Entries from a dataset:
┌────────

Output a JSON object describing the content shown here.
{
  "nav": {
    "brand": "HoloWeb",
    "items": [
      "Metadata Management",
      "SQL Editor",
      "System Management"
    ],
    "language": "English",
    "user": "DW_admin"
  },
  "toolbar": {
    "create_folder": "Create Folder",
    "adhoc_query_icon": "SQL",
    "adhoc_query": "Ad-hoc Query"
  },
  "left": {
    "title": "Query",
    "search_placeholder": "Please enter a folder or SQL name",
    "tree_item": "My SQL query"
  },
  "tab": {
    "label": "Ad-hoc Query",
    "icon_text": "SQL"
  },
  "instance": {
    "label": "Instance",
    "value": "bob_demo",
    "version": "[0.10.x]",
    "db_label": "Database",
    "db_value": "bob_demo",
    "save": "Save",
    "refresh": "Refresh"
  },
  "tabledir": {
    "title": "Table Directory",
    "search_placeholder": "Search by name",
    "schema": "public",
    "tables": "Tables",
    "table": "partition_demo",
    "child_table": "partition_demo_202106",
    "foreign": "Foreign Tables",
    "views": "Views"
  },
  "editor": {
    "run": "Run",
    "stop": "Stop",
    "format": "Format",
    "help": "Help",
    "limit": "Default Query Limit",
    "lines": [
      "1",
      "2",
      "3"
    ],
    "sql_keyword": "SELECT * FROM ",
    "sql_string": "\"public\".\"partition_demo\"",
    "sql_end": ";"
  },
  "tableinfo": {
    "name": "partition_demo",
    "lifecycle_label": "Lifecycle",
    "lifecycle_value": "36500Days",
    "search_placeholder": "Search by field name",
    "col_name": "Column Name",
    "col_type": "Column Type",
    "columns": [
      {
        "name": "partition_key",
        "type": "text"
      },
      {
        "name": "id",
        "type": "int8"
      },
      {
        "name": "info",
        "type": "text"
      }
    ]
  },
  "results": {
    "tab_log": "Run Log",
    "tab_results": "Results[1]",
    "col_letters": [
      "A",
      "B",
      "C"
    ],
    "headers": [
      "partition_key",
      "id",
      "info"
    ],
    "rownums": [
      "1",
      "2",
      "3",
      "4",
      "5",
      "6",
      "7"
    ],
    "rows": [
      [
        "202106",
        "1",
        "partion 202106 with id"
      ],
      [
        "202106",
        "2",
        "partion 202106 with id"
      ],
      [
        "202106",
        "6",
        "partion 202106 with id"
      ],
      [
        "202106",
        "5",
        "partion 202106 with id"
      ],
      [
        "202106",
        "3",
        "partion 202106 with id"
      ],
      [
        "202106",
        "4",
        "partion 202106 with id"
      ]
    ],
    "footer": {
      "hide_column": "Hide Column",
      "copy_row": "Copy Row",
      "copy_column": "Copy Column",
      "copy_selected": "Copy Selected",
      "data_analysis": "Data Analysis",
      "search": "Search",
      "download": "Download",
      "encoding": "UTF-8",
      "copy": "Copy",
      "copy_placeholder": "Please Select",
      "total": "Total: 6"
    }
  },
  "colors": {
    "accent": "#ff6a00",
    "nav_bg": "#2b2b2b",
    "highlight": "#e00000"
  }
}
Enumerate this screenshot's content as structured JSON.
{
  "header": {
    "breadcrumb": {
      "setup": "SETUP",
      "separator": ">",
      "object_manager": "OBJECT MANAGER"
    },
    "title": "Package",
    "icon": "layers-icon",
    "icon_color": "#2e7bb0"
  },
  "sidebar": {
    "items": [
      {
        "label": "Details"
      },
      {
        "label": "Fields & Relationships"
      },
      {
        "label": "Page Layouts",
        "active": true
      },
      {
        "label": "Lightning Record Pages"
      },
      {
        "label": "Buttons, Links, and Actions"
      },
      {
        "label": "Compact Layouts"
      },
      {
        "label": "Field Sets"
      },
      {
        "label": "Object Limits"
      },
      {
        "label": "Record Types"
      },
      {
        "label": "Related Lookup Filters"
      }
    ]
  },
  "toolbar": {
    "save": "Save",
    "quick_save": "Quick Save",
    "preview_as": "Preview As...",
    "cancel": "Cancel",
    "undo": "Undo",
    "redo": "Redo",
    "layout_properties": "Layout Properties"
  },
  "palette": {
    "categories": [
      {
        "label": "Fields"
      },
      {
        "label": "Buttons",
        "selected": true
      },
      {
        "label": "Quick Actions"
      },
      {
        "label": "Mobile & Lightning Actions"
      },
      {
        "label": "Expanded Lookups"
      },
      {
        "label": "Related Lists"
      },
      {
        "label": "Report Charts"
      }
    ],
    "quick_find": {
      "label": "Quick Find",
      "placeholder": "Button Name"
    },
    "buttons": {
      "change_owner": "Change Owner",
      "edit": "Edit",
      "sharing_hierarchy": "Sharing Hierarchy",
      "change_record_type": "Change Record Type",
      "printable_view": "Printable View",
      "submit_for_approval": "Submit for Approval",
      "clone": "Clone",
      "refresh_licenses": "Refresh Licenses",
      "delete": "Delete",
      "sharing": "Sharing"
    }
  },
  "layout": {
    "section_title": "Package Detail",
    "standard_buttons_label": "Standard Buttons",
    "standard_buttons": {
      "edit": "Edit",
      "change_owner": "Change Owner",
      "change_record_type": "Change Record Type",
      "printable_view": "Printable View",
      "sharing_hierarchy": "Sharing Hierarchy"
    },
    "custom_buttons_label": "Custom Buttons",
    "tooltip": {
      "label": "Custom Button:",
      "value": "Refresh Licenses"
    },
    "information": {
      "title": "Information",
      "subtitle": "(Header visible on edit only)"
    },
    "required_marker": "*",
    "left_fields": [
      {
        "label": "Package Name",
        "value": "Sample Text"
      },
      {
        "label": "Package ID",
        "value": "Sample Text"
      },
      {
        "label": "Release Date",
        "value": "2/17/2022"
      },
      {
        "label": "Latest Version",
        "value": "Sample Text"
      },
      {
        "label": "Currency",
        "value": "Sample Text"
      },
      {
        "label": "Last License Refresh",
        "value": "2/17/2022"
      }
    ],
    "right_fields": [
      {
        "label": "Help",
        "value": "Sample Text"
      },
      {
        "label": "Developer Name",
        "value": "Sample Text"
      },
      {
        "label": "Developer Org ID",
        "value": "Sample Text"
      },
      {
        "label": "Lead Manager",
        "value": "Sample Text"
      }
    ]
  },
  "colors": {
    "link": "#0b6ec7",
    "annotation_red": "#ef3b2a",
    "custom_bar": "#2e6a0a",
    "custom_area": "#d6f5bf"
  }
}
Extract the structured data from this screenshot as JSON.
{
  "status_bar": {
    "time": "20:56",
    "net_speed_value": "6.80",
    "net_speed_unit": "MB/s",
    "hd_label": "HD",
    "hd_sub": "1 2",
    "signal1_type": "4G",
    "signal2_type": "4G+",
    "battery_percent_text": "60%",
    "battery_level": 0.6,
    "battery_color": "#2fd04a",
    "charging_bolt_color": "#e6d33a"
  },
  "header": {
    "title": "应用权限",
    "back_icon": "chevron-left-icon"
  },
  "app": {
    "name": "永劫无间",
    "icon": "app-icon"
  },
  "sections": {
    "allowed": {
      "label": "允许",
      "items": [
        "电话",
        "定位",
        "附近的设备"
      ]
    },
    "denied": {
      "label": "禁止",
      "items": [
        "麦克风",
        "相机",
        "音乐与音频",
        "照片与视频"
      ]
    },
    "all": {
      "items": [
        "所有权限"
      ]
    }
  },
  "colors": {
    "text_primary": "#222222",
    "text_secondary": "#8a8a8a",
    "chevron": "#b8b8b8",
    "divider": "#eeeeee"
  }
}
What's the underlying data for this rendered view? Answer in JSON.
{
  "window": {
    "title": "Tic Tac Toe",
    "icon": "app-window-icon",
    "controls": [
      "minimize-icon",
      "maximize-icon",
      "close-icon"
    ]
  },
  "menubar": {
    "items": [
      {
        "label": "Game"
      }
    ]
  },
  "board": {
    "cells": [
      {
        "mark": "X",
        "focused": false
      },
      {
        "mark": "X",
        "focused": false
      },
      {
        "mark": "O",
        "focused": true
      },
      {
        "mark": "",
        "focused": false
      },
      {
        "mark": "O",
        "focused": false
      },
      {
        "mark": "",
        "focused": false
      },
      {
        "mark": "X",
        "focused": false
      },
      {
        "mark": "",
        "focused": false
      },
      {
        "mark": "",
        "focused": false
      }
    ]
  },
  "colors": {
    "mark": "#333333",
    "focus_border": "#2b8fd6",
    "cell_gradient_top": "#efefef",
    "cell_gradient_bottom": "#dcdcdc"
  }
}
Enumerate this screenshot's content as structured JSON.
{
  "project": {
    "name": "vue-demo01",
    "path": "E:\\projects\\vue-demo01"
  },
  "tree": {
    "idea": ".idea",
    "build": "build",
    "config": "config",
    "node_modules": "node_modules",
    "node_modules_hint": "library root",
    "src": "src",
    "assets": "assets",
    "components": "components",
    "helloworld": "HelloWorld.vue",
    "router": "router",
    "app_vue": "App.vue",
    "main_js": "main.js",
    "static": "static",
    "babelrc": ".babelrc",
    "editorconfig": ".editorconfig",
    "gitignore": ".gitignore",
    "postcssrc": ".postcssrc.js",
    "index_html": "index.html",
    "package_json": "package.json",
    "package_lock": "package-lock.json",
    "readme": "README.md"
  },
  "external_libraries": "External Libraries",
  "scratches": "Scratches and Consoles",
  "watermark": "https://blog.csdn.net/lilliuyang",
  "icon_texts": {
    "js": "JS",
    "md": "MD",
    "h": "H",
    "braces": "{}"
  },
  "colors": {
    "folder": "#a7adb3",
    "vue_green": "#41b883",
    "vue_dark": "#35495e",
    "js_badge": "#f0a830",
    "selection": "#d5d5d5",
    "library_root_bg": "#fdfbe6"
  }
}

└────────

TASK REQUIREMENTS
Take each line of the material that contains the word "Related" and list it.

REPLY TO THE TASK
        "label": "Related Lookup Filters"
        "label": "Related Lists"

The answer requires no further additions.